▶ **What is expected**: Every record must be written out once more, with nothing added or omitted.

--- START ---

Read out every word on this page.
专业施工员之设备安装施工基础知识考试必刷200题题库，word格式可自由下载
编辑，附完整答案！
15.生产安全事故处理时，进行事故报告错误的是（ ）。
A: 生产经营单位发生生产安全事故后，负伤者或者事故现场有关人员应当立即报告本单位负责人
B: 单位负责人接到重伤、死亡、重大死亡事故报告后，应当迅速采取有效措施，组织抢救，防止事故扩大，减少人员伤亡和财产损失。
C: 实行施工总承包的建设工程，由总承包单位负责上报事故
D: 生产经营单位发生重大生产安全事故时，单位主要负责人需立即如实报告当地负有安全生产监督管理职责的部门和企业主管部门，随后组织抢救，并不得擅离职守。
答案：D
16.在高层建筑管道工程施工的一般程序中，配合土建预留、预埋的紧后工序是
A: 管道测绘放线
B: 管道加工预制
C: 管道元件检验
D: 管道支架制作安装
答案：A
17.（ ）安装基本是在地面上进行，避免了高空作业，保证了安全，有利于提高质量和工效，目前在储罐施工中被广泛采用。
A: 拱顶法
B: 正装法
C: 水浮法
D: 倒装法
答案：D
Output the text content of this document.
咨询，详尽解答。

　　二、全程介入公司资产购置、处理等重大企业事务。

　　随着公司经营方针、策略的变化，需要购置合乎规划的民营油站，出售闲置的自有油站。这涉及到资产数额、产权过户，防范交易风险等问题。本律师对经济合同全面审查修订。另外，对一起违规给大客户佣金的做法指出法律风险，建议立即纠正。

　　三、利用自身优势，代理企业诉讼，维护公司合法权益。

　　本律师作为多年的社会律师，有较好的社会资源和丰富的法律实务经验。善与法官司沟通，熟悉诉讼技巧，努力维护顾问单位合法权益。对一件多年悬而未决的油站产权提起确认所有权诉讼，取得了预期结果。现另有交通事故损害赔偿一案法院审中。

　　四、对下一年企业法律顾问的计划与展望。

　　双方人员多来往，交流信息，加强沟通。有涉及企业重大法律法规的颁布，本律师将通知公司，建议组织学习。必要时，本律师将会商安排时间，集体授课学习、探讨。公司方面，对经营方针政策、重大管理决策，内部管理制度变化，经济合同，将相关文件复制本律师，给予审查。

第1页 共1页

--- END ---

▶ **Solution to the problem**:
Read out every word on this page.
专业施工员之设备安装施工基础知识考试必刷200题题库，word格式可自由下载
编辑，附完整答案！
15.生产安全事故处理时，进行事故报告错误的是（ ）。
A: 生产经营单位发生生产安全事故后，负伤者或者事故现场有关人员应当立即报告本单位负责人
B: 单位负责人接到重伤、死亡、重大死亡事故报告后，应当迅速采取有效措施，组织抢救，防止事故扩大，减少人员伤亡和财产损失。
C: 实行施工总承包的建设工程，由总承包单位负责上报事故
D: 生产经营单位发生重大生产安全事故时，单位主要负责人需立即如实报告当地负有安全生产监督管理职责的部门和企业主管部门，随后组织抢救，并不得擅离职守。
答案：D
16.在高层建筑管道工程施工的一般程序中，配合土建预留、预埋的紧后工序是
A: 管道测绘放线
B: 管道加工预制
C: 管道元件检验
D: 管道支架制作安装
答案：A
17.（ ）安装基本是在地面上进行，避免了高空作业，保证了安全，有利于提高质量和工效，目前在储罐施工中被广泛采用。
A: 拱顶法
B: 正装法
C: 水浮法
D: 倒装法
答案：D
Output the text content of this document.
咨询，详尽解答。

　　二、全程介入公司资产购置、处理等重大企业事务。

　　随着公司经营方针、策略的变化，需要购置合乎规划的民营油站，出售闲置的自有油站。这涉及到资产数额、产权过户，防范交易风险等问题。本律师对经济合同全面审查修订。另外，对一起违规给大客户佣金的做法指出法律风险，建议立即纠正。

　　三、利用自身优势，代理企业诉讼，维护公司合法权益。

　　本律师作为多年的社会律师，有较好的社会资源和丰富的法律实务经验。善与法官司沟通，熟悉诉讼技巧，努力维护顾问单位合法权益。对一件多年悬而未决的油站产权提起确认所有权诉讼，取得了预期结果。现另有交通事故损害赔偿一案法院审中。

　　四、对下一年企业法律顾问的计划与展望。

　　双方人员多来往，交流信息，加强沟通。有涉及企业重大法律法规的颁布，本律师将通知公司，建议组织学习。必要时，本律师将会商安排时间，集体授课学习、探讨。公司方面，对经营方针政策、重大管理决策，内部管理制度变化，经济合同，将相关文件复制本律师，给予审查。

第1页 共1页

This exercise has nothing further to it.